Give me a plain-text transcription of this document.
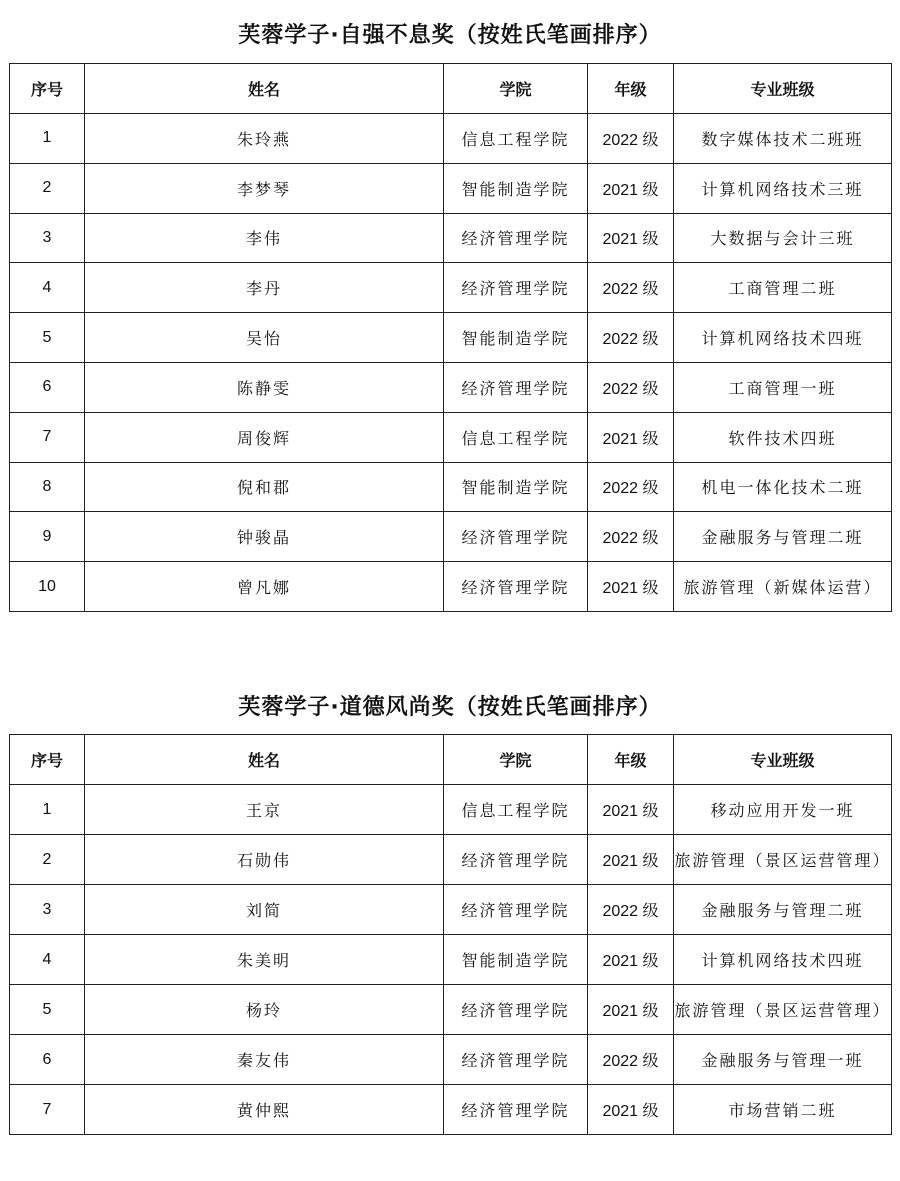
芙蓉学子·自强不息奖（按姓氏笔画排序）
序号	姓名	学院	年级	专业班级
1	朱玲燕	信息工程学院	2022 级	数字媒体技术二班班
2	李梦琴	智能制造学院	2021 级	计算机网络技术三班
3	李伟	经济管理学院	2021 级	大数据与会计三班
4	李丹	经济管理学院	2022 级	工商管理二班
5	吴怡	智能制造学院	2022 级	计算机网络技术四班
6	陈静雯	经济管理学院	2022 级	工商管理一班
7	周俊辉	信息工程学院	2021 级	软件技术四班
8	倪和郡	智能制造学院	2022 级	机电一体化技术二班
9	钟骏晶	经济管理学院	2022 级	金融服务与管理二班
10	曾凡娜	经济管理学院	2021 级	旅游管理（新媒体运营）
芙蓉学子·道德风尚奖（按姓氏笔画排序）
序号	姓名	学院	年级	专业班级
1	王京	信息工程学院	2021 级	移动应用开发一班
2	石勋伟	经济管理学院	2021 级	旅游管理（景区运营管理）
3	刘简	经济管理学院	2022 级	金融服务与管理二班
4	朱美明	智能制造学院	2021 级	计算机网络技术四班
5	杨玲	经济管理学院	2021 级	旅游管理（景区运营管理）
6	秦友伟	经济管理学院	2022 级	金融服务与管理一班
7	黄仲熙	经济管理学院	2021 级	市场营销二班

◇ ◇ ◇ ◇ ◇

_Task directions_
In the data above, count the lines where the word "计算机网络技术四班" appears; reply with the number only.

_Full response_
2